_Data for processing_

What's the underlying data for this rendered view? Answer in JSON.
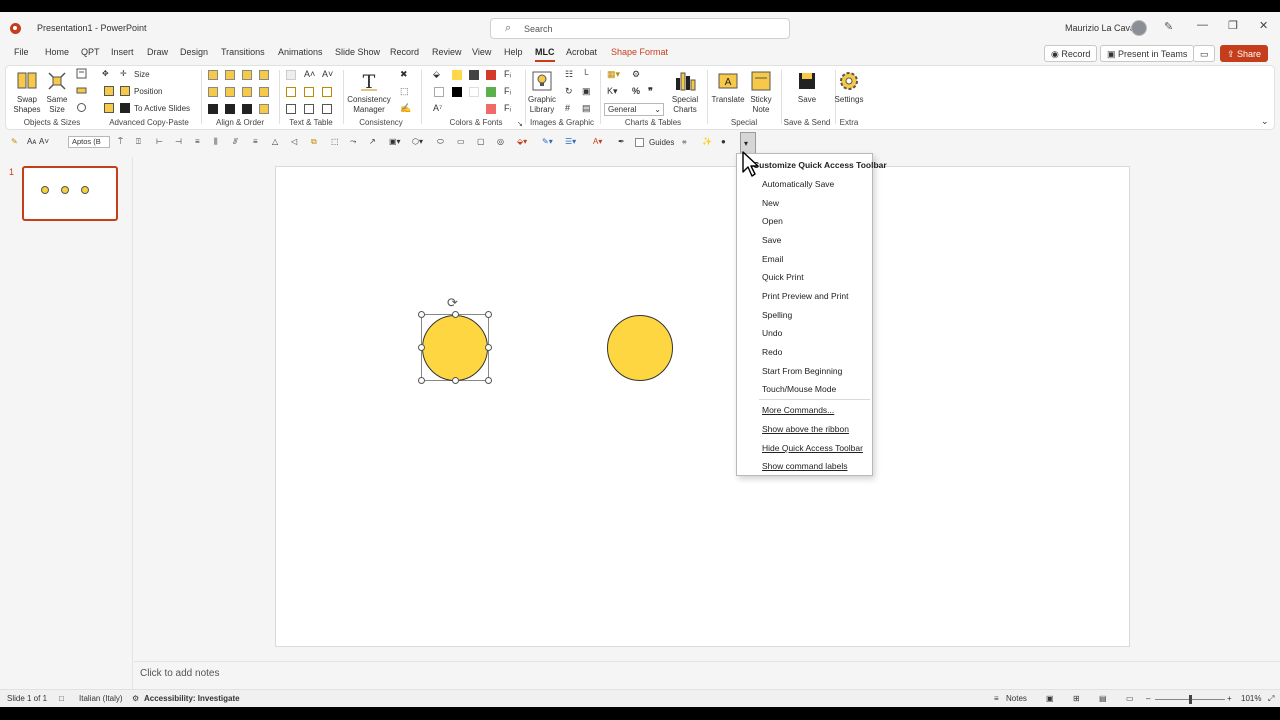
{
  "window": {
    "doc_title": "Presentation1 - PowerPoint",
    "search_placeholder": "Search",
    "user_name": "Maurizio La Cava"
  },
  "tabs": [
    "File",
    "Home",
    "QPT",
    "Insert",
    "Draw",
    "Design",
    "Transitions",
    "Animations",
    "Slide Show",
    "Record",
    "Review",
    "View",
    "Help",
    "MLC",
    "Acrobat",
    "Shape Format"
  ],
  "active_tab": "MLC",
  "contextual_tab": "Shape Format",
  "header_buttons": {
    "record": "Record",
    "present": "Present in Teams",
    "share": "Share"
  },
  "ribbon": {
    "objects_sizes": {
      "label": "Objects & Sizes",
      "swap": "Swap Shapes",
      "same": "Same Size",
      "size": "Size",
      "position": "Position",
      "to_active": "To Active Slides"
    },
    "groups": {
      "advanced_copy_paste": "Advanced Copy-Paste",
      "align_order": "Align & Order",
      "text_table": "Text & Table",
      "consistency": "Consistency",
      "colors_fonts": "Colors & Fonts",
      "images_graphic": "Images & Graphic",
      "charts_tables": "Charts & Tables",
      "special": "Special",
      "save_send": "Save & Send",
      "extra": "Extra"
    },
    "consistency_manager": "Consistency Manager",
    "graphic_library": "Graphic Library",
    "special_charts": "Special Charts",
    "number_format": "General",
    "translate": "Translate",
    "sticky_note": "Sticky Note",
    "save": "Save",
    "settings": "Settings"
  },
  "qat": {
    "font": "Aptos (B",
    "guides": "Guides"
  },
  "slide_panel": {
    "slide_number": "1"
  },
  "notes_placeholder": "Click to add notes",
  "status": {
    "slide": "Slide 1 of 1",
    "language": "Italian (Italy)",
    "accessibility": "Accessibility: Investigate",
    "notes": "Notes",
    "zoom": "101%"
  },
  "qat_menu": {
    "title": "Customize Quick Access Toolbar",
    "items": [
      "Automatically Save",
      "New",
      "Open",
      "Save",
      "Email",
      "Quick Print",
      "Print Preview and Print",
      "Spelling",
      "Undo",
      "Redo",
      "Start From Beginning",
      "Touch/Mouse Mode"
    ],
    "extra_items": [
      "More Commands...",
      "Show above the ribbon",
      "Hide Quick Access Toolbar",
      "Show command labels"
    ]
  },
  "colors": {
    "accent": "#c43e1c",
    "shape_fill": "#fed642"
  }
}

_Exercise_
A faithful copy of the records above is needed, with the pictures left out.

_Task solution_
What's the underlying data for this rendered view? Answer in JSON.
{
  "window": {
    "doc_title": "Presentation1 - PowerPoint",
    "search_placeholder": "Search",
    "user_name": "Maurizio La Cava"
  },
  "tabs": [
    "File",
    "Home",
    "QPT",
    "Insert",
    "Draw",
    "Design",
    "Transitions",
    "Animations",
    "Slide Show",
    "Record",
    "Review",
    "View",
    "Help",
    "MLC",
    "Acrobat",
    "Shape Format"
  ],
  "active_tab": "MLC",
  "contextual_tab": "Shape Format",
  "header_buttons": {
    "record": "Record",
    "present": "Present in Teams",
    "share": "Share"
  },
  "ribbon": {
    "objects_sizes": {
      "label": "Objects & Sizes",
      "swap": "Swap Shapes",
      "same": "Same Size",
      "size": "Size",
      "position": "Position",
      "to_active": "To Active Slides"
    },
    "groups": {
      "advanced_copy_paste": "Advanced Copy-Paste",
      "align_order": "Align & Order",
      "text_table": "Text & Table",
      "consistency": "Consistency",
      "colors_fonts": "Colors & Fonts",
      "images_graphic": "Images & Graphic",
      "charts_tables": "Charts & Tables",
      "special": "Special",
      "save_send": "Save & Send",
      "extra": "Extra"
    },
    "consistency_manager": "Consistency Manager",
    "graphic_library": "Graphic Library",
    "special_charts": "Special Charts",
    "number_format": "General",
    "translate": "Translate",
    "sticky_note": "Sticky Note",
    "save": "Save",
    "settings": "Settings"
  },
  "qat": {
    "font": "Aptos (B",
    "guides": "Guides"
  },
  "slide_panel": {
    "slide_number": "1"
  },
  "notes_placeholder": "Click to add notes",
  "status": {
    "slide": "Slide 1 of 1",
    "language": "Italian (Italy)",
    "accessibility": "Accessibility: Investigate",
    "notes": "Notes",
    "zoom": "101%"
  },
  "qat_menu": {
    "title": "Customize Quick Access Toolbar",
    "items": [
      "Automatically Save",
      "New",
      "Open",
      "Save",
      "Email",
      "Quick Print",
      "Print Preview and Print",
      "Spelling",
      "Undo",
      "Redo",
      "Start From Beginning",
      "Touch/Mouse Mode"
    ],
    "extra_items": [
      "More Commands...",
      "Show above the ribbon",
      "Hide Quick Access Toolbar",
      "Show command labels"
    ]
  },
  "colors": {
    "accent": "#c43e1c",
    "shape_fill": "#fed642"
  }
}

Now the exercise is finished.